═══ Extracted records
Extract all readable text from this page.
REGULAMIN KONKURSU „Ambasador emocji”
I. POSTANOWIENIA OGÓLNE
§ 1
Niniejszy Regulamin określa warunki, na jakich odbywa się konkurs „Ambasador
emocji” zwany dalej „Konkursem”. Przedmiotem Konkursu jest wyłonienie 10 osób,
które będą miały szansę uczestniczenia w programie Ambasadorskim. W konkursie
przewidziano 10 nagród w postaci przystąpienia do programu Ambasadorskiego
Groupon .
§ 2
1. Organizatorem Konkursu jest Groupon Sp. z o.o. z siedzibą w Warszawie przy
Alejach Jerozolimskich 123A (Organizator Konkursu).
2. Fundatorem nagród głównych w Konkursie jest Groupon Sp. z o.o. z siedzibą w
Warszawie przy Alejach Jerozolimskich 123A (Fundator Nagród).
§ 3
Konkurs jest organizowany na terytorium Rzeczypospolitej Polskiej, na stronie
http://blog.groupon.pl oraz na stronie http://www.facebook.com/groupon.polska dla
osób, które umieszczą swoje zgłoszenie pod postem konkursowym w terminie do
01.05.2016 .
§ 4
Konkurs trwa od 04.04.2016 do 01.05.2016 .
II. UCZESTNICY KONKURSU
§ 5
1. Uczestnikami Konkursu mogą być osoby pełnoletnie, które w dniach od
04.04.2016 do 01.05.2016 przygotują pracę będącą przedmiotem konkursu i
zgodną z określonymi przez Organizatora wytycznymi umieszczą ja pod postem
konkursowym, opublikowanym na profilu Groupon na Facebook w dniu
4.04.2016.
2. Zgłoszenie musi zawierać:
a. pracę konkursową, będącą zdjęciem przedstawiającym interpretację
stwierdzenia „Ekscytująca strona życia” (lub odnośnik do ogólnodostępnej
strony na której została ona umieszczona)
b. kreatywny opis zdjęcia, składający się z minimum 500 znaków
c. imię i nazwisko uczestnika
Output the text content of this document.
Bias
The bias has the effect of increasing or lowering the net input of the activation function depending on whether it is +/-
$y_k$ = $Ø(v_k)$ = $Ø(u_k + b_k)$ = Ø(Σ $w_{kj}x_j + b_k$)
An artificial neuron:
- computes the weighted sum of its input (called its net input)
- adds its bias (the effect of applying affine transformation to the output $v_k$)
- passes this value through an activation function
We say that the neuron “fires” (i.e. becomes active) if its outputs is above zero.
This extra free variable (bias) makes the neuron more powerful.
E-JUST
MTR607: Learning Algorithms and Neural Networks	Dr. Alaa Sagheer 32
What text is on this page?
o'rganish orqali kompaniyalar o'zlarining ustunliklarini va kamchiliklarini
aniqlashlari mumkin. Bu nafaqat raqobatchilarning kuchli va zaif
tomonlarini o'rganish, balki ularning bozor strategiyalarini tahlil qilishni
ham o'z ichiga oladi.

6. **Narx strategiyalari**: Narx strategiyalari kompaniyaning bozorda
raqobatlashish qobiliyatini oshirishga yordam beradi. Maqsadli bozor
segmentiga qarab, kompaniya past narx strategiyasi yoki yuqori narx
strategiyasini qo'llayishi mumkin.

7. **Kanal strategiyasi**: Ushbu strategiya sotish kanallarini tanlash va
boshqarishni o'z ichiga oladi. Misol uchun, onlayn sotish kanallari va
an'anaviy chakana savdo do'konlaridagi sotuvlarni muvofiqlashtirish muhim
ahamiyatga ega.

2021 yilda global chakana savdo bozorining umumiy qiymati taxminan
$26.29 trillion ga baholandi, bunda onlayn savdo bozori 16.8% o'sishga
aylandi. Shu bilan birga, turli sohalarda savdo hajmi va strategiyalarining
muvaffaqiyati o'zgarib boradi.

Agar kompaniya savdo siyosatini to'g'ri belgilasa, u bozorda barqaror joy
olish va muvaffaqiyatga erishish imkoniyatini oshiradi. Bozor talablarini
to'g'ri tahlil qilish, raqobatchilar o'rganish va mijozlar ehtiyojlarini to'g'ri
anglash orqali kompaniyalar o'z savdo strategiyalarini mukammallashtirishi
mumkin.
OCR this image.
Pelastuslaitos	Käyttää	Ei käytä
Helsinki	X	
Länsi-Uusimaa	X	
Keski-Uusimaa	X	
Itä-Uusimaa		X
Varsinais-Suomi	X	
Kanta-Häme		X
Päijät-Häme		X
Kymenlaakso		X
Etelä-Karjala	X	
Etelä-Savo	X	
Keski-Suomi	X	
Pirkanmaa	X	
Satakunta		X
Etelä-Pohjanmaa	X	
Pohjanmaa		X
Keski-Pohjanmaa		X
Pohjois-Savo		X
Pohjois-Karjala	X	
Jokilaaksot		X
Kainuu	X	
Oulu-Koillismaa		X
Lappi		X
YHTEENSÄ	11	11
══════
▶ Given request
Using the data above, output each line exactly.

▶ Exercise solution
Extract all readable text from this page.
REGULAMIN KONKURSU „Ambasador emocji”
I. POSTANOWIENIA OGÓLNE
§ 1
Niniejszy Regulamin określa warunki, na jakich odbywa się konkurs „Ambasador
emocji” zwany dalej „Konkursem”. Przedmiotem Konkursu jest wyłonienie 10 osób,
które będą miały szansę uczestniczenia w programie Ambasadorskim. W konkursie
przewidziano 10 nagród w postaci przystąpienia do programu Ambasadorskiego
Groupon .
§ 2
1. Organizatorem Konkursu jest Groupon Sp. z o.o. z siedzibą w Warszawie przy
Alejach Jerozolimskich 123A (Organizator Konkursu).
2. Fundatorem nagród głównych w Konkursie jest Groupon Sp. z o.o. z siedzibą w
Warszawie przy Alejach Jerozolimskich 123A (Fundator Nagród).
§ 3
Konkurs jest organizowany na terytorium Rzeczypospolitej Polskiej, na stronie
http://blog.groupon.pl oraz na stronie http://www.facebook.com/groupon.polska dla
osób, które umieszczą swoje zgłoszenie pod postem konkursowym w terminie do
01.05.2016 .
§ 4
Konkurs trwa od 04.04.2016 do 01.05.2016 .
II. UCZESTNICY KONKURSU
§ 5
1. Uczestnikami Konkursu mogą być osoby pełnoletnie, które w dniach od
04.04.2016 do 01.05.2016 przygotują pracę będącą przedmiotem konkursu i
zgodną z określonymi przez Organizatora wytycznymi umieszczą ja pod postem
konkursowym, opublikowanym na profilu Groupon na Facebook w dniu
4.04.2016.
2. Zgłoszenie musi zawierać:
a. pracę konkursową, będącą zdjęciem przedstawiającym interpretację
stwierdzenia „Ekscytująca strona życia” (lub odnośnik do ogólnodostępnej
strony na której została ona umieszczona)
b. kreatywny opis zdjęcia, składający się z minimum 500 znaków
c. imię i nazwisko uczestnika
Output the text content of this document.
Bias
The bias has the effect of increasing or lowering the net input of the activation function depending on whether it is +/-
$y_k$ = $Ø(v_k)$ = $Ø(u_k + b_k)$ = Ø(Σ $w_{kj}x_j + b_k$)
An artificial neuron:
- computes the weighted sum of its input (called its net input)
- adds its bias (the effect of applying affine transformation to the output $v_k$)
- passes this value through an activation function
We say that the neuron “fires” (i.e. becomes active) if its outputs is above zero.
This extra free variable (bias) makes the neuron more powerful.
E-JUST
MTR607: Learning Algorithms and Neural Networks	Dr. Alaa Sagheer 32
What text is on this page?
o'rganish orqali kompaniyalar o'zlarining ustunliklarini va kamchiliklarini
aniqlashlari mumkin. Bu nafaqat raqobatchilarning kuchli va zaif
tomonlarini o'rganish, balki ularning bozor strategiyalarini tahlil qilishni
ham o'z ichiga oladi.

6. **Narx strategiyalari**: Narx strategiyalari kompaniyaning bozorda
raqobatlashish qobiliyatini oshirishga yordam beradi. Maqsadli bozor
segmentiga qarab, kompaniya past narx strategiyasi yoki yuqori narx
strategiyasini qo'llayishi mumkin.

7. **Kanal strategiyasi**: Ushbu strategiya sotish kanallarini tanlash va
boshqarishni o'z ichiga oladi. Misol uchun, onlayn sotish kanallari va
an'anaviy chakana savdo do'konlaridagi sotuvlarni muvofiqlashtirish muhim
ahamiyatga ega.

2021 yilda global chakana savdo bozorining umumiy qiymati taxminan
$26.29 trillion ga baholandi, bunda onlayn savdo bozori 16.8% o'sishga
aylandi. Shu bilan birga, turli sohalarda savdo hajmi va strategiyalarining
muvaffaqiyati o'zgarib boradi.

Agar kompaniya savdo siyosatini to'g'ri belgilasa, u bozorda barqaror joy
olish va muvaffaqiyatga erishish imkoniyatini oshiradi. Bozor talablarini
to'g'ri tahlil qilish, raqobatchilar o'rganish va mijozlar ehtiyojlarini to'g'ri
anglash orqali kompaniyalar o'z savdo strategiyalarini mukammallashtirishi
mumkin.
OCR this image.
Pelastuslaitos	Käyttää	Ei käytä
Helsinki	X	
Länsi-Uusimaa	X	
Keski-Uusimaa	X	
Itä-Uusimaa		X
Varsinais-Suomi	X	
Kanta-Häme		X
Päijät-Häme		X
Kymenlaakso		X
Etelä-Karjala	X	
Etelä-Savo	X	
Keski-Suomi	X	
Pirkanmaa	X	
Satakunta		X
Etelä-Pohjanmaa	X	
Pohjanmaa		X
Keski-Pohjanmaa		X
Pohjois-Savo		X
Pohjois-Karjala	X	
Jokilaaksot		X
Kainuu	X	
Oulu-Koillismaa		X
Lappi		X
YHTEENSÄ	11	11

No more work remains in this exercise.